(Dataset entries)
☆ ☆ ☆ ☆ ☆ ☆ ☆

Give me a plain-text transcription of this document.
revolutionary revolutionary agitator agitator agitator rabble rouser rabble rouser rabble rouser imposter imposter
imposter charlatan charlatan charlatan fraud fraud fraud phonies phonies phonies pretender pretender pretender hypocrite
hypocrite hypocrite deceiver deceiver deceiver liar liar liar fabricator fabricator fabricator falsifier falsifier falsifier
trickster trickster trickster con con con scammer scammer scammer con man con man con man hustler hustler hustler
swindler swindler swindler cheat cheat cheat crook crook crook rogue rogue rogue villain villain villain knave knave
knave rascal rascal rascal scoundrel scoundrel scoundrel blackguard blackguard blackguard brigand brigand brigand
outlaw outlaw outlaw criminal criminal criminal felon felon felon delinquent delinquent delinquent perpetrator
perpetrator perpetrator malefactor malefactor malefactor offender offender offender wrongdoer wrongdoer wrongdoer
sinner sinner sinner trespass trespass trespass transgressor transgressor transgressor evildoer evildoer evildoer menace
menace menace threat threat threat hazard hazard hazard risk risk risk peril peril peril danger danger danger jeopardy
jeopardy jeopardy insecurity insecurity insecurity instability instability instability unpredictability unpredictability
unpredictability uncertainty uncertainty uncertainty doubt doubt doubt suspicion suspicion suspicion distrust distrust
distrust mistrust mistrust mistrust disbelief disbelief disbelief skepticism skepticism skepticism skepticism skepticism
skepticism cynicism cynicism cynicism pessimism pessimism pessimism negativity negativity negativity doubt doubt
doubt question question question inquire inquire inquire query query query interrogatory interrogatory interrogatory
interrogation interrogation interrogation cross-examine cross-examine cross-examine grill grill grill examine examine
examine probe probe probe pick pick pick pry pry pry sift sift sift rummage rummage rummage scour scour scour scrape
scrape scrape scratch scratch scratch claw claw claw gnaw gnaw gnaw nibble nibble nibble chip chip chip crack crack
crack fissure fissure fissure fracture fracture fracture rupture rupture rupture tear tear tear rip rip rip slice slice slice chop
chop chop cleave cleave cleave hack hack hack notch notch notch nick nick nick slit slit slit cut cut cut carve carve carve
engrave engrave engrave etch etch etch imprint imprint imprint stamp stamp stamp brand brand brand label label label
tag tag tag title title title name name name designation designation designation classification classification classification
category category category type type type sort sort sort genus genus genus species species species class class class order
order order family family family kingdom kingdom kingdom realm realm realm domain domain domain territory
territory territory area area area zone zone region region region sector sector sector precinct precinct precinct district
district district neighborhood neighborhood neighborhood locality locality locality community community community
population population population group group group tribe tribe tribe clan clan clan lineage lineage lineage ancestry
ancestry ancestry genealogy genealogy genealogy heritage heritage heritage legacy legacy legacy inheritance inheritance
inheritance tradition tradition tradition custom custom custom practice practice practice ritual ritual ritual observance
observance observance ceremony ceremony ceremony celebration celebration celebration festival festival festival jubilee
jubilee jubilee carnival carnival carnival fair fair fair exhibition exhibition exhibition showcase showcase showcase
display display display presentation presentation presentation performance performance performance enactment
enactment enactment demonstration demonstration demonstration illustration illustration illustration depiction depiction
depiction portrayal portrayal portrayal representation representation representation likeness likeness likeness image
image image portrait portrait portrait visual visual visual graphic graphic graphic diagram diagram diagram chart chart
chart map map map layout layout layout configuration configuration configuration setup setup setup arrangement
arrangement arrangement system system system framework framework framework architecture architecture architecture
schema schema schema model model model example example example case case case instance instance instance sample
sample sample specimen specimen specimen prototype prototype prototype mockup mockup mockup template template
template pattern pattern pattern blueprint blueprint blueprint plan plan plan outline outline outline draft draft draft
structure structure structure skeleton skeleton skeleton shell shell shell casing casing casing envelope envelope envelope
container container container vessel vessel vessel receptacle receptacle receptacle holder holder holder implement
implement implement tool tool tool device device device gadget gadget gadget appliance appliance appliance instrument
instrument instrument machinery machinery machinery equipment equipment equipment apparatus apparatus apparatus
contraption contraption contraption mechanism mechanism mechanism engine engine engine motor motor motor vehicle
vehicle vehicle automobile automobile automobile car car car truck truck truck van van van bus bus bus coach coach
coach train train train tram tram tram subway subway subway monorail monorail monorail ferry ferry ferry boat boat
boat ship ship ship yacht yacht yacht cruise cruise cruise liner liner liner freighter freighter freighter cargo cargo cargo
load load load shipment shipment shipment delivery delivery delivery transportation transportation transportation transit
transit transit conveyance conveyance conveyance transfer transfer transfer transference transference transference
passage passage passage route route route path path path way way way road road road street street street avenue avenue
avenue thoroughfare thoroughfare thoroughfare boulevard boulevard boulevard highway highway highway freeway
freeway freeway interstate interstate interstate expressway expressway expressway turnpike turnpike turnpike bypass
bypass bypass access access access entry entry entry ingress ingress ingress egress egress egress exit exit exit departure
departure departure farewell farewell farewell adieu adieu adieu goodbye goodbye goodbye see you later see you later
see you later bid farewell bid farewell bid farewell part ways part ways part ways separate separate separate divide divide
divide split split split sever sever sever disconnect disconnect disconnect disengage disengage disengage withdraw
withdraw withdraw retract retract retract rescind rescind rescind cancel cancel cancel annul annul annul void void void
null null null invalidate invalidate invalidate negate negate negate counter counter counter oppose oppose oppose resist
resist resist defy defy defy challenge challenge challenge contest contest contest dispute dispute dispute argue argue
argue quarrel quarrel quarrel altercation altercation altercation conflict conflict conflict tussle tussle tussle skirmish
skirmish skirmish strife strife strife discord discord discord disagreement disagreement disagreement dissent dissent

☆ ☆ ☆ ☆ ☆ ☆ ☆

» **TASK REQUIREMENTS**:
Pick out each line containing "knave" and report it.

» **ANSWER FOR THIS EXERCISE**:
swindler swindler swindler cheat cheat cheat crook crook crook rogue rogue rogue villain villain villain knave knave
knave rascal rascal rascal scoundrel scoundrel scoundrel blackguard blackguard blackguard brigand brigand brigand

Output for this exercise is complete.